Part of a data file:
********

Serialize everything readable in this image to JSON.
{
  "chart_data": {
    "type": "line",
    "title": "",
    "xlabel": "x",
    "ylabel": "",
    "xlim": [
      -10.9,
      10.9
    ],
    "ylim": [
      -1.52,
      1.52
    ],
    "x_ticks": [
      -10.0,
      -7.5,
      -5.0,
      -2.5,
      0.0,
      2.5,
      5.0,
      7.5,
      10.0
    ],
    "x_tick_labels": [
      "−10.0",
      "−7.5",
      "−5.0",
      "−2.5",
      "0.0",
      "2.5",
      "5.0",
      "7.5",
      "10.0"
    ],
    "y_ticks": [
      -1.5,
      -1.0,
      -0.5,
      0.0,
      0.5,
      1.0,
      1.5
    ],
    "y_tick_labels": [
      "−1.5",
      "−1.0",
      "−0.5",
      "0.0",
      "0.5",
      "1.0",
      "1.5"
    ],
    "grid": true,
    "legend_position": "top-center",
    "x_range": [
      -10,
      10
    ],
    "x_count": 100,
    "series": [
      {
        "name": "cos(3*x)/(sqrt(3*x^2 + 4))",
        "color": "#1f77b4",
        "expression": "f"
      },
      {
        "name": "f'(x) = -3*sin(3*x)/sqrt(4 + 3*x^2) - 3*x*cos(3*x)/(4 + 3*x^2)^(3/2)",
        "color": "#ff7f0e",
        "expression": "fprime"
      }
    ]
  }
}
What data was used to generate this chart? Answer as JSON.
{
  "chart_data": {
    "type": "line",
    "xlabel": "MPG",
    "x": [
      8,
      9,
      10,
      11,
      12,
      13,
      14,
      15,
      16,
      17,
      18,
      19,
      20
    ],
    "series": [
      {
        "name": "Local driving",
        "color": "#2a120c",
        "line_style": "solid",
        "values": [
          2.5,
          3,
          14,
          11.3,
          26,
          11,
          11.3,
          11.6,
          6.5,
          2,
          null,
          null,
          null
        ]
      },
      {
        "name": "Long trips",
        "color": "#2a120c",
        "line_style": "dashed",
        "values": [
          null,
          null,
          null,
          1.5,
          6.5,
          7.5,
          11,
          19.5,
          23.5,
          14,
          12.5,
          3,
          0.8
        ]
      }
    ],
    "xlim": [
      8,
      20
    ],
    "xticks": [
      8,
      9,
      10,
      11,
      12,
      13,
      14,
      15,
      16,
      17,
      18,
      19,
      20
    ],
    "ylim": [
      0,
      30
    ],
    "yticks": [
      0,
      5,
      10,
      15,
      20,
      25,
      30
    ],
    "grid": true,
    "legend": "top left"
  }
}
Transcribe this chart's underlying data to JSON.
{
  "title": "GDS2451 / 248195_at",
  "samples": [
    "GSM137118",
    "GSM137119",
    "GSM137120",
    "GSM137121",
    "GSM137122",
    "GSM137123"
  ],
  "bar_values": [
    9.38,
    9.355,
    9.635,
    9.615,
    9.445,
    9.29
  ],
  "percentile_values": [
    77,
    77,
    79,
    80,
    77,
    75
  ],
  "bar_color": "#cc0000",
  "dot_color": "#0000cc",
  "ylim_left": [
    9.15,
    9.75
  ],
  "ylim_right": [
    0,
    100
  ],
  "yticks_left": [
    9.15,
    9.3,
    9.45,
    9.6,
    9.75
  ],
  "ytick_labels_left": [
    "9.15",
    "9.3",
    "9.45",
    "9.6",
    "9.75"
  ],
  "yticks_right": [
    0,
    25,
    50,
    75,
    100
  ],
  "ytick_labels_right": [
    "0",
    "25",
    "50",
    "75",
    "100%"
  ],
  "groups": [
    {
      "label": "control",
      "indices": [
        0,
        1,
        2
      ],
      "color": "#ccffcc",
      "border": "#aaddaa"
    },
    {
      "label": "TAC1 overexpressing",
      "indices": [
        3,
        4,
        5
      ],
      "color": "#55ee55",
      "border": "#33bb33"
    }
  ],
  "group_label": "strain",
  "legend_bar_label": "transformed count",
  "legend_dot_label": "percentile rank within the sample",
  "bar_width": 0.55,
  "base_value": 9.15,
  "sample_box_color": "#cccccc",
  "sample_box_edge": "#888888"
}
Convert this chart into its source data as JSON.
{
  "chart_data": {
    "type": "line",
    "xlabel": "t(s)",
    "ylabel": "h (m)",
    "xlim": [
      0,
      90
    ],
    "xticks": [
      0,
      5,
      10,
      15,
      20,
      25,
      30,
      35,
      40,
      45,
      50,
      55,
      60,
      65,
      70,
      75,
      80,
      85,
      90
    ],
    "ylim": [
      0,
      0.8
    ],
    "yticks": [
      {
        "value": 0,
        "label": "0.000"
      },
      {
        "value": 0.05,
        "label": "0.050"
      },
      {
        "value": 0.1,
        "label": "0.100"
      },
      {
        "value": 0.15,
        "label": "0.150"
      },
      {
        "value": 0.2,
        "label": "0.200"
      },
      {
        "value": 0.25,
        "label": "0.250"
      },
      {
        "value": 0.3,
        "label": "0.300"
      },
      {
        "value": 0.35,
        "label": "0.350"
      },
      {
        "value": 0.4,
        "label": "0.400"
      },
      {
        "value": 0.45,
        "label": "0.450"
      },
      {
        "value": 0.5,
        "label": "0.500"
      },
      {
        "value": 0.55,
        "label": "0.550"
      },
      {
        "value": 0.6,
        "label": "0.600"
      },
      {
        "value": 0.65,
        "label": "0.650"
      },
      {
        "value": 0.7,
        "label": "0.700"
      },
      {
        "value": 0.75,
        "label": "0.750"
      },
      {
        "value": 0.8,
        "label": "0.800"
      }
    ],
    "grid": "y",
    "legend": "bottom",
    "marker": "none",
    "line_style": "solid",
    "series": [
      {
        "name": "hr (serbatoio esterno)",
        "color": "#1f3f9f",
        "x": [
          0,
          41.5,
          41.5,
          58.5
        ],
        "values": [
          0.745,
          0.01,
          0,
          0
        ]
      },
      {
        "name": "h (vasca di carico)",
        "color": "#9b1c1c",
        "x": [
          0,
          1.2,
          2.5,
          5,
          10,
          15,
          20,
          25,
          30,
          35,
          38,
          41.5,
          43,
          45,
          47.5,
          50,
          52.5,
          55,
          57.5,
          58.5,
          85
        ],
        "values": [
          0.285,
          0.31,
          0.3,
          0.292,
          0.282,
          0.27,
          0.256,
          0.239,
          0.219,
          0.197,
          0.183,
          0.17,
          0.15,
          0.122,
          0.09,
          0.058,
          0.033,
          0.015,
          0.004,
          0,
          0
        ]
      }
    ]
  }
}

********

**Instructions for the task**
Return all of the entries exactly as they were supplied.

**Solution to the problem**
Serialize everything readable in this image to JSON.
{
  "chart_data": {
    "type": "line",
    "title": "",
    "xlabel": "x",
    "ylabel": "",
    "xlim": [
      -10.9,
      10.9
    ],
    "ylim": [
      -1.52,
      1.52
    ],
    "x_ticks": [
      -10.0,
      -7.5,
      -5.0,
      -2.5,
      0.0,
      2.5,
      5.0,
      7.5,
      10.0
    ],
    "x_tick_labels": [
      "−10.0",
      "−7.5",
      "−5.0",
      "−2.5",
      "0.0",
      "2.5",
      "5.0",
      "7.5",
      "10.0"
    ],
    "y_ticks": [
      -1.5,
      -1.0,
      -0.5,
      0.0,
      0.5,
      1.0,
      1.5
    ],
    "y_tick_labels": [
      "−1.5",
      "−1.0",
      "−0.5",
      "0.0",
      "0.5",
      "1.0",
      "1.5"
    ],
    "grid": true,
    "legend_position": "top-center",
    "x_range": [
      -10,
      10
    ],
    "x_count": 100,
    "series": [
      {
        "name": "cos(3*x)/(sqrt(3*x^2 + 4))",
        "color": "#1f77b4",
        "expression": "f"
      },
      {
        "name": "f'(x) = -3*sin(3*x)/sqrt(4 + 3*x^2) - 3*x*cos(3*x)/(4 + 3*x^2)^(3/2)",
        "color": "#ff7f0e",
        "expression": "fprime"
      }
    ]
  }
}
What data was used to generate this chart? Answer as JSON.
{
  "chart_data": {
    "type": "line",
    "xlabel": "MPG",
    "x": [
      8,
      9,
      10,
      11,
      12,
      13,
      14,
      15,
      16,
      17,
      18,
      19,
      20
    ],
    "series": [
      {
        "name": "Local driving",
        "color": "#2a120c",
        "line_style": "solid",
        "values": [
          2.5,
          3,
          14,
          11.3,
          26,
          11,
          11.3,
          11.6,
          6.5,
          2,
          null,
          null,
          null
        ]
      },
      {
        "name": "Long trips",
        "color": "#2a120c",
        "line_style": "dashed",
        "values": [
          null,
          null,
          null,
          1.5,
          6.5,
          7.5,
          11,
          19.5,
          23.5,
          14,
          12.5,
          3,
          0.8
        ]
      }
    ],
    "xlim": [
      8,
      20
    ],
    "xticks": [
      8,
      9,
      10,
      11,
      12,
      13,
      14,
      15,
      16,
      17,
      18,
      19,
      20
    ],
    "ylim": [
      0,
      30
    ],
    "yticks": [
      0,
      5,
      10,
      15,
      20,
      25,
      30
    ],
    "grid": true,
    "legend": "top left"
  }
}
Transcribe this chart's underlying data to JSON.
{
  "title": "GDS2451 / 248195_at",
  "samples": [
    "GSM137118",
    "GSM137119",
    "GSM137120",
    "GSM137121",
    "GSM137122",
    "GSM137123"
  ],
  "bar_values": [
    9.38,
    9.355,
    9.635,
    9.615,
    9.445,
    9.29
  ],
  "percentile_values": [
    77,
    77,
    79,
    80,
    77,
    75
  ],
  "bar_color": "#cc0000",
  "dot_color": "#0000cc",
  "ylim_left": [
    9.15,
    9.75
  ],
  "ylim_right": [
    0,
    100
  ],
  "yticks_left": [
    9.15,
    9.3,
    9.45,
    9.6,
    9.75
  ],
  "ytick_labels_left": [
    "9.15",
    "9.3",
    "9.45",
    "9.6",
    "9.75"
  ],
  "yticks_right": [
    0,
    25,
    50,
    75,
    100
  ],
  "ytick_labels_right": [
    "0",
    "25",
    "50",
    "75",
    "100%"
  ],
  "groups": [
    {
      "label": "control",
      "indices": [
        0,
        1,
        2
      ],
      "color": "#ccffcc",
      "border": "#aaddaa"
    },
    {
      "label": "TAC1 overexpressing",
      "indices": [
        3,
        4,
        5
      ],
      "color": "#55ee55",
      "border": "#33bb33"
    }
  ],
  "group_label": "strain",
  "legend_bar_label": "transformed count",
  "legend_dot_label": "percentile rank within the sample",
  "bar_width": 0.55,
  "base_value": 9.15,
  "sample_box_color": "#cccccc",
  "sample_box_edge": "#888888"
}
Convert this chart into its source data as JSON.
{
  "chart_data": {
    "type": "line",
    "xlabel": "t(s)",
    "ylabel": "h (m)",
    "xlim": [
      0,
      90
    ],
    "xticks": [
      0,
      5,
      10,
      15,
      20,
      25,
      30,
      35,
      40,
      45,
      50,
      55,
      60,
      65,
      70,
      75,
      80,
      85,
      90
    ],
    "ylim": [
      0,
      0.8
    ],
    "yticks": [
      {
        "value": 0,
        "label": "0.000"
      },
      {
        "value": 0.05,
        "label": "0.050"
      },
      {
        "value": 0.1,
        "label": "0.100"
      },
      {
        "value": 0.15,
        "label": "0.150"
      },
      {
        "value": 0.2,
        "label": "0.200"
      },
      {
        "value": 0.25,
        "label": "0.250"
      },
      {
        "value": 0.3,
        "label": "0.300"
      },
      {
        "value": 0.35,
        "label": "0.350"
      },
      {
        "value": 0.4,
        "label": "0.400"
      },
      {
        "value": 0.45,
        "label": "0.450"
      },
      {
        "value": 0.5,
        "label": "0.500"
      },
      {
        "value": 0.55,
        "label": "0.550"
      },
      {
        "value": 0.6,
        "label": "0.600"
      },
      {
        "value": 0.65,
        "label": "0.650"
      },
      {
        "value": 0.7,
        "label": "0.700"
      },
      {
        "value": 0.75,
        "label": "0.750"
      },
      {
        "value": 0.8,
        "label": "0.800"
      }
    ],
    "grid": "y",
    "legend": "bottom",
    "marker": "none",
    "line_style": "solid",
    "series": [
      {
        "name": "hr (serbatoio esterno)",
        "color": "#1f3f9f",
        "x": [
          0,
          41.5,
          41.5,
          58.5
        ],
        "values": [
          0.745,
          0.01,
          0,
          0
        ]
      },
      {
        "name": "h (vasca di carico)",
        "color": "#9b1c1c",
        "x": [
          0,
          1.2,
          2.5,
          5,
          10,
          15,
          20,
          25,
          30,
          35,
          38,
          41.5,
          43,
          45,
          47.5,
          50,
          52.5,
          55,
          57.5,
          58.5,
          85
        ],
        "values": [
          0.285,
          0.31,
          0.3,
          0.292,
          0.282,
          0.27,
          0.256,
          0.239,
          0.219,
          0.197,
          0.183,
          0.17,
          0.15,
          0.122,
          0.09,
          0.058,
          0.033,
          0.015,
          0.004,
          0,
          0
        ]
      }
    ]
  }
}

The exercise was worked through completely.